[Stored data entries]
_ _ _ _
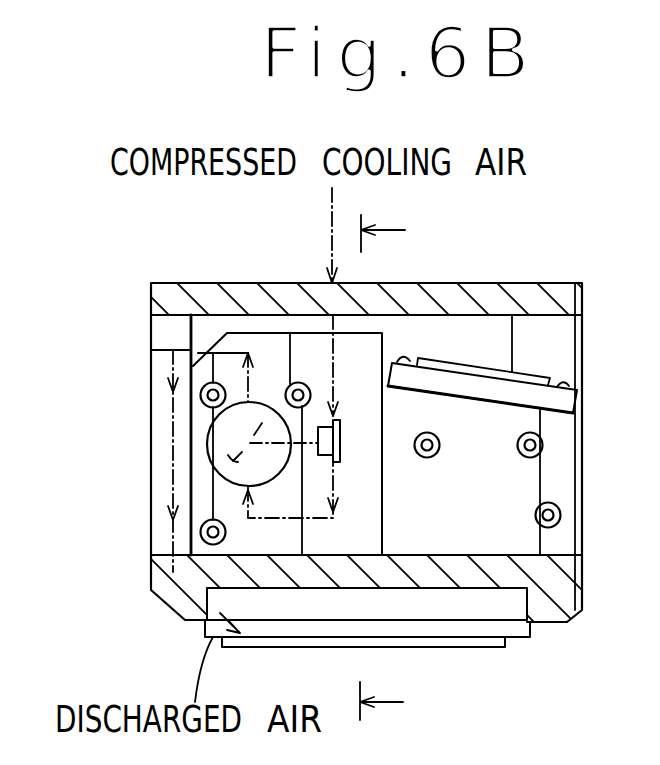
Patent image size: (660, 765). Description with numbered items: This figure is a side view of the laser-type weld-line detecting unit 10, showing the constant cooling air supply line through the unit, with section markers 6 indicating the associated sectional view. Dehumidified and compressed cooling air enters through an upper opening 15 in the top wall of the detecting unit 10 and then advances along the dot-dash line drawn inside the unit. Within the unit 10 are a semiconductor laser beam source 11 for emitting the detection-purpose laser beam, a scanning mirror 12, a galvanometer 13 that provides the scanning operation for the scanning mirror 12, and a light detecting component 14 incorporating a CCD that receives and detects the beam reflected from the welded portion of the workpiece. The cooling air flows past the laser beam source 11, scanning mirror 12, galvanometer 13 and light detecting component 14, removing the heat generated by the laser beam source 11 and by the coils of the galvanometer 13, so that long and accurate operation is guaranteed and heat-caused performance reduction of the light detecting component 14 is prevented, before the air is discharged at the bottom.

The section line 6- 6 is at (385, 458).
The laser-type weld-line detecting unit 10 is at (520, 283).
The semiconductor laser beam source 11 is at (342, 452).
The scanning mirror 12 is at (208, 443).
The galvanometer 13 is at (266, 406).
The light detecting component 14 is at (487, 440).
The upper opening 15 is at (333, 283).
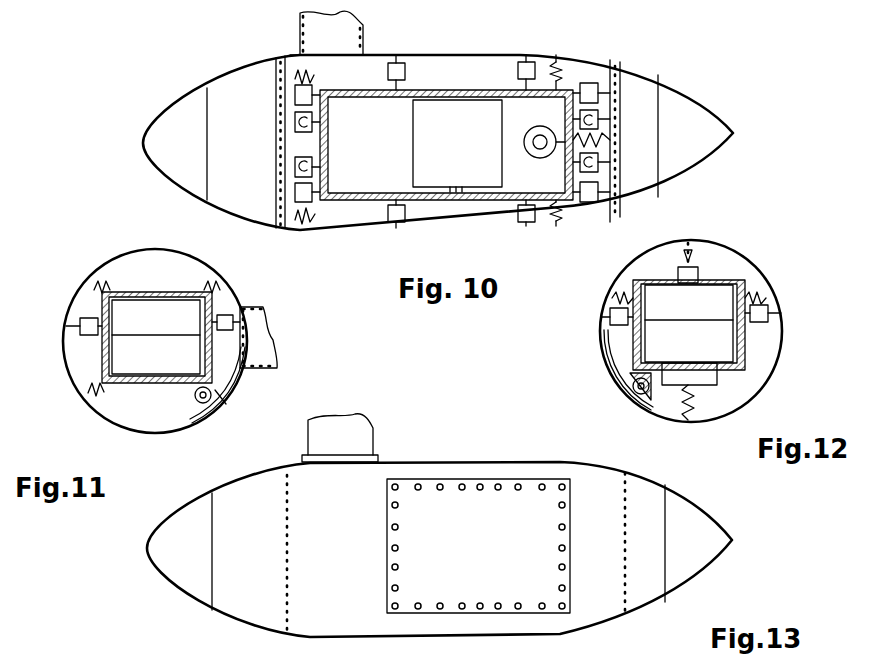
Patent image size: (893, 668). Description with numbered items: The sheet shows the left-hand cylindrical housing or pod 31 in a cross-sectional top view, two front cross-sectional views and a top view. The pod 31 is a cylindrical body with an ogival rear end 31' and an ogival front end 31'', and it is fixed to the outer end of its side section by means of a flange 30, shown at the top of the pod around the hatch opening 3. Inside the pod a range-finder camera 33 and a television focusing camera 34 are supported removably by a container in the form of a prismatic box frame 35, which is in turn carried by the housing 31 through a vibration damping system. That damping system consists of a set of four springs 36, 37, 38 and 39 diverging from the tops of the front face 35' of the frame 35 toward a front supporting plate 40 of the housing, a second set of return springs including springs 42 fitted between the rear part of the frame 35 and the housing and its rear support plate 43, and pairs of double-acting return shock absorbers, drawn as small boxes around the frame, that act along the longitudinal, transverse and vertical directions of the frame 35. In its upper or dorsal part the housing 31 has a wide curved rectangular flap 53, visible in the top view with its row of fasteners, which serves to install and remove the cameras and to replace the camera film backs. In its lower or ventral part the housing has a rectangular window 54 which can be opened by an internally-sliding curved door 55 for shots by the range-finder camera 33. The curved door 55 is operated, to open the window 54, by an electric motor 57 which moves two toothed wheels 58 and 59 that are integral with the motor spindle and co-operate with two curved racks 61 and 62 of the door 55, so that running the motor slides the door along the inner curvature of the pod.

In FIG. 10, the hatch opening 3 is at (300, 32).
In FIG. 11, the hatch opening 3 is at (258, 308).
In FIG. 13, the hatch opening 3 is at (362, 443).
In FIG. 10, the flange 30 is at (294, 56).
In FIG. 11, the flange 30 is at (238, 306).
In FIG. 13, the flange 30 is at (302, 456).
In FIG. 10, the cylindrical housing or pod 31 is at (438, 127).
In FIG. 11, the cylindrical housing or pod 31 is at (138, 341).
In FIG. 12, the cylindrical housing or pod 31 is at (702, 331).
In FIG. 13, the cylindrical housing or pod 31 is at (439, 530).
In FIG. 10, the ogival rear end 31' is at (703, 131).
In FIG. 13, the ogival rear end 31' is at (708, 535).
In FIG. 10, the ogival front end 31'' is at (159, 144).
In FIG. 13, the ogival front end 31'' is at (166, 551).
In FIG. 10, the range-finder camera 33 is at (452, 126).
In FIG. 11, the range-finder camera 33 is at (153, 322).
In FIG. 12, the range-finder camera 33 is at (700, 377).
In FIG. 10, the television focusing camera 34 is at (541, 141).
In FIG. 12, the television focusing camera 34 is at (698, 275).
In FIG. 11, the prismatic box frame 35 is at (157, 353).
In FIG. 12, the prismatic box frame 35 is at (704, 325).
In FIG. 10, the front face of frame 35' is at (348, 153).
In FIG. 11, the front face of frame 35' is at (204, 261).
In FIG. 11, the spring 36 is at (97, 390).
In FIG. 10, the spring 37 is at (307, 222).
In FIG. 11, the spring 37 is at (106, 284).
In FIG. 10, the spring 38 is at (316, 76).
In FIG. 11, the spring 38 is at (214, 285).
In FIG. 11, the spring 39 is at (226, 377).
In FIG. 10, the front supporting plate 40 is at (274, 143).
In FIG. 10, the return spring 42 is at (606, 140).
In FIG. 10, the rear support plate 43 is at (618, 68).
In FIG. 11, the curved rectangular flap 53 is at (170, 258).
In FIG. 12, the curved rectangular flap 53 is at (742, 252).
In FIG. 13, the curved rectangular flap 53 is at (407, 555).
In FIG. 11, the rectangular window 54 is at (127, 436).
In FIG. 12, the rectangular window 54 is at (697, 427).
In FIG. 11, the curved door 55 is at (162, 434).
In FIG. 12, the curved door 55 is at (662, 422).
In FIG. 11, the electric motor 57 is at (212, 399).
In FIG. 11, the toothed wheel 58 is at (208, 412).
In FIG. 12, the toothed wheel 59 is at (630, 384).
In FIG. 11, the curved rack 61 is at (212, 420).
In FIG. 12, the curved rack 62 is at (610, 372).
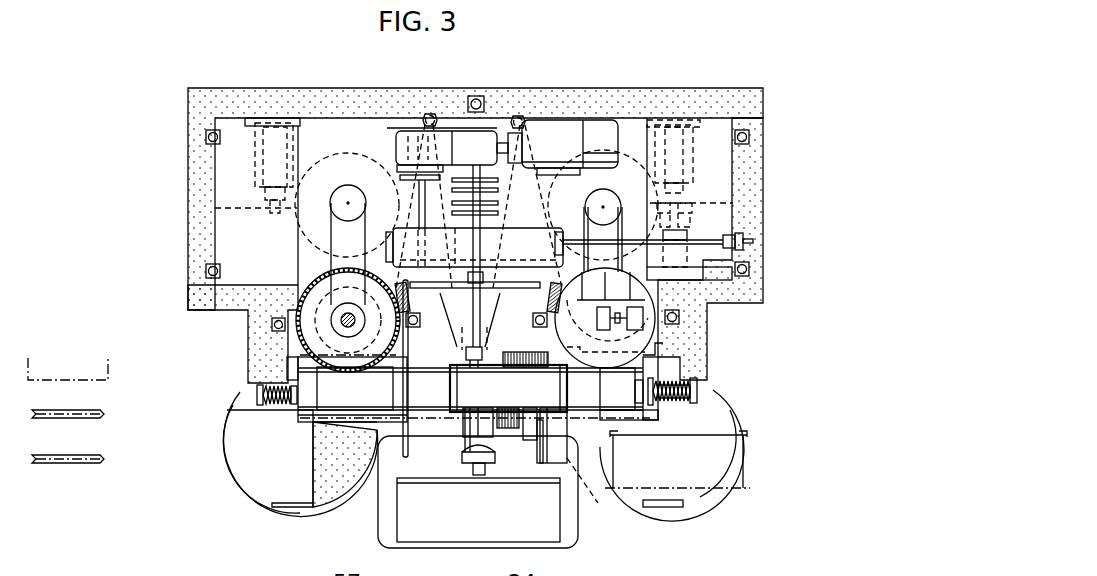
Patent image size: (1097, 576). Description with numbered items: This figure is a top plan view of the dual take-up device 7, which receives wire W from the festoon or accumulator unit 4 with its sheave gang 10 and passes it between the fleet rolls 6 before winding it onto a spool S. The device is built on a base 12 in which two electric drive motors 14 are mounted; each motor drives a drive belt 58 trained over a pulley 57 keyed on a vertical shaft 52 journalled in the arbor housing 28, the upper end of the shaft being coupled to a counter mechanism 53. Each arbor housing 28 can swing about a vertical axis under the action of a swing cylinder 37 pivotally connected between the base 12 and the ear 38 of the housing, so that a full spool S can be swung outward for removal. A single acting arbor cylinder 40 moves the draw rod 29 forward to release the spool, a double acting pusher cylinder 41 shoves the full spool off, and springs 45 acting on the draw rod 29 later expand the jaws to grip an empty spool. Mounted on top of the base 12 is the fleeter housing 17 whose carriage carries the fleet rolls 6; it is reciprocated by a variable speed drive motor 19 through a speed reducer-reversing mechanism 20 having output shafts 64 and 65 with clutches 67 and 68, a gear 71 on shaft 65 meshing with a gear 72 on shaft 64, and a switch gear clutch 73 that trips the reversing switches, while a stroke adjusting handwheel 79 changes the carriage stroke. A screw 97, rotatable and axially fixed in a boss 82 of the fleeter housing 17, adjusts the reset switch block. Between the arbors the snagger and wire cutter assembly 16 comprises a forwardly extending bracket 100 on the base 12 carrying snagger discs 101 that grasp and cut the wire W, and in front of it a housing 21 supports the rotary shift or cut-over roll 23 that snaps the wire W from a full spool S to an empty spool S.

The festoon or accumulator unit 4 is at (112, 358).
The fleet rolls 6 is at (548, 440).
The dual take-up device 7 is at (253, 500).
The sheave gang 10 is at (104, 414).
The base 12 is at (276, 118).
The electric drive motor 14 is at (334, 150).
The snagger and wire cutter assembly 16 is at (470, 436).
The fleeter housing 17 is at (622, 400).
The variable speed drive motor 19 is at (601, 122).
The speed reducer-reversing mechanism 20 is at (398, 130).
The housing 21 is at (402, 500).
The rotary shift or cut-over roll 23 is at (474, 445).
The arbor housing 28 is at (300, 360).
The draw rod 29 is at (240, 392).
The swing cylinder 37 is at (425, 118).
The ear 38 is at (405, 300).
The arbor cylinder 40 is at (684, 150).
The pusher cylinder 41 is at (690, 172).
The springs 45 is at (276, 406).
The vertical shaft 52 is at (347, 389).
The counter mechanism 53 is at (628, 334).
The pulley 57 is at (340, 316).
The drive belt 58 is at (333, 232).
The output shaft 64 is at (498, 216).
The output shaft 65 is at (420, 195).
The clutch 67 is at (447, 127).
The clutch 68 is at (398, 168).
The gear 71 is at (401, 235).
The gear 72 is at (475, 262).
The switch gear clutch 73 is at (474, 247).
The stroke adjusting handwheel 79 is at (740, 238).
The boss 82 is at (642, 376).
The screw 97 is at (672, 372).
The bracket 100 is at (452, 326).
The snagger disc 101 is at (486, 463).
The spool S is at (405, 447).
The wire W is at (510, 430).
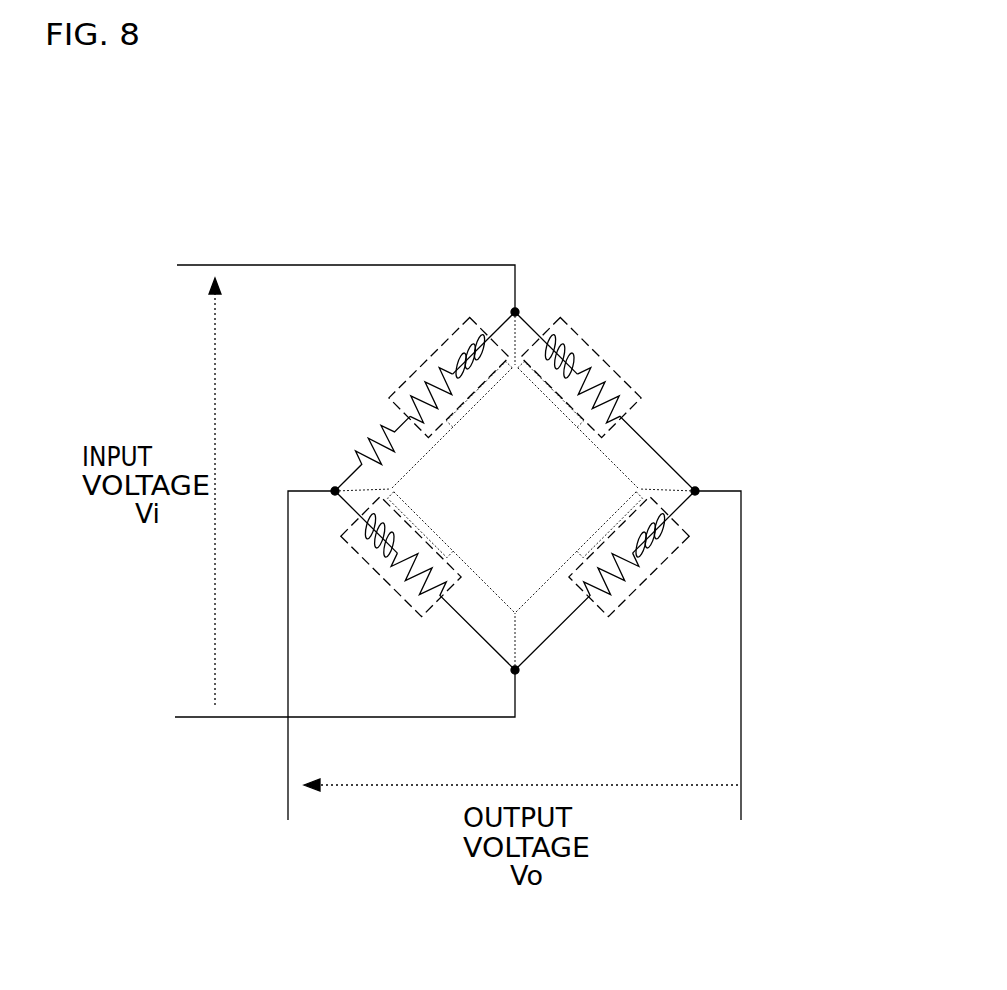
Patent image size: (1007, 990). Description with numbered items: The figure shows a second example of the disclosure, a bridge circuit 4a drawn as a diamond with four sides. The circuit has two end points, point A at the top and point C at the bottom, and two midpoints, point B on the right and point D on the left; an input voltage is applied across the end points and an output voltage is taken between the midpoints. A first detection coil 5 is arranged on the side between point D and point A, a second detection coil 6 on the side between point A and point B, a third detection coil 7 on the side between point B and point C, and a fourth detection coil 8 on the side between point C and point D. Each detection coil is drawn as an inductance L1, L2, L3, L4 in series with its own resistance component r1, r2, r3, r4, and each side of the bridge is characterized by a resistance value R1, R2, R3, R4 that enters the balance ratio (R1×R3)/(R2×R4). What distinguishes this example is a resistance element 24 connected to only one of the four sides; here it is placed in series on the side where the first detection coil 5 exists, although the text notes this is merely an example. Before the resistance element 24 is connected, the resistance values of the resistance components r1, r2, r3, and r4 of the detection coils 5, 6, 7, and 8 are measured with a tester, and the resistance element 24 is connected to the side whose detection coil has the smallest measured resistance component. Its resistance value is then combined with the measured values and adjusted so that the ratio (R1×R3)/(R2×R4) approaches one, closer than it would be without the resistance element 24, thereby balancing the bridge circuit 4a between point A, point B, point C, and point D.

The bridge circuit 4a is at (638, 238).
The first detection coil 5 is at (424, 354).
The second detection coil 6 is at (612, 355).
The third detection coil 7 is at (650, 590).
The fourth detection coil 8 is at (385, 580).
The resistance element 24 is at (357, 420).
The point A is at (515, 312).
The point B is at (695, 491).
The point C is at (517, 672).
The point D is at (335, 491).
The coil L1 is at (465, 345).
The coil L2 is at (565, 345).
The coil L3 is at (668, 542).
The coil L4 is at (363, 542).
The resistance component r1 is at (416, 388).
The resistance component r2 is at (636, 423).
The resistance component r3 is at (584, 611).
The resistance component r4 is at (447, 611).
The resistance value R1 is at (451, 426).
The resistance value R2 is at (578, 426).
The resistance value R3 is at (579, 552).
The resistance value R4 is at (452, 552).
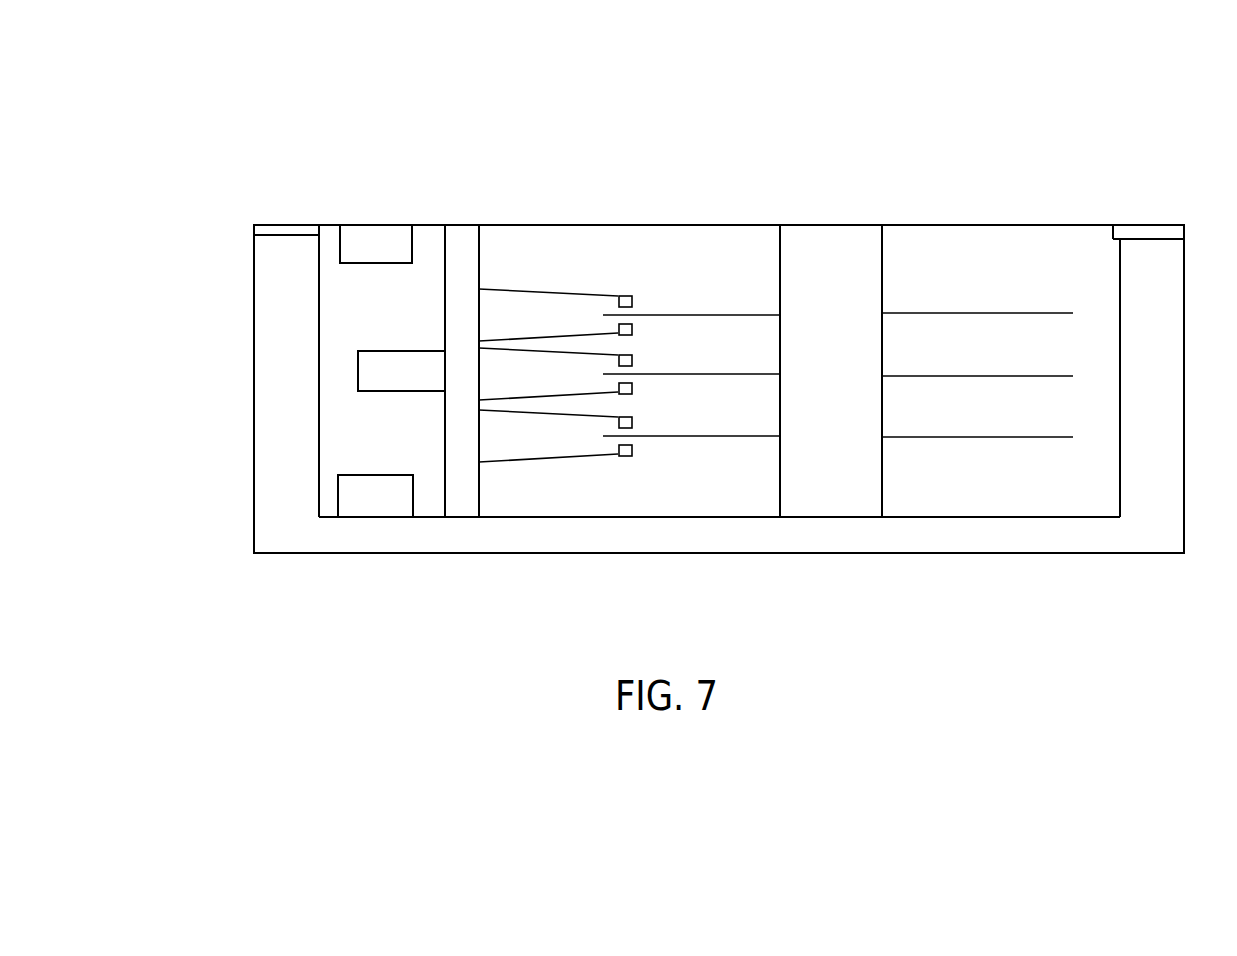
_ _ _ _
**GOAL OF THE EXERCISE**
Copy the listing above from its first line through the line containing "The upper opening 15 is at (333, 283).", with both of those lines included, and leave out the pictures.

**TASK SOLUTION**
Patent image size: (660, 765). Description with numbered items: This figure is a side view of the laser-type weld-line detecting unit 10, showing the constant cooling air supply line through the unit, with section markers 6 indicating the associated sectional view. Dehumidified and compressed cooling air enters through an upper opening 15 in the top wall of the detecting unit 10 and then advances along the dot-dash line drawn inside the unit. Within the unit 10 are a semiconductor laser beam source 11 for emitting the detection-purpose laser beam, a scanning mirror 12, a galvanometer 13 that provides the scanning operation for the scanning mirror 12, and a light detecting component 14 incorporating a CCD that receives and detects the beam reflected from the welded portion of the workpiece. The cooling air flows past the laser beam source 11, scanning mirror 12, galvanometer 13 and light detecting component 14, removing the heat generated by the laser beam source 11 and by the coils of the galvanometer 13, so that long and accurate operation is guaranteed and heat-caused performance reduction of the light detecting component 14 is prevented, before the air is discharged at the bottom.

The section line 6- 6 is at (385, 458).
The laser-type weld-line detecting unit 10 is at (520, 283).
The semiconductor laser beam source 11 is at (342, 452).
The scanning mirror 12 is at (208, 443).
The galvanometer 13 is at (266, 406).
The light detecting component 14 is at (487, 440).
The upper opening 15 is at (333, 283).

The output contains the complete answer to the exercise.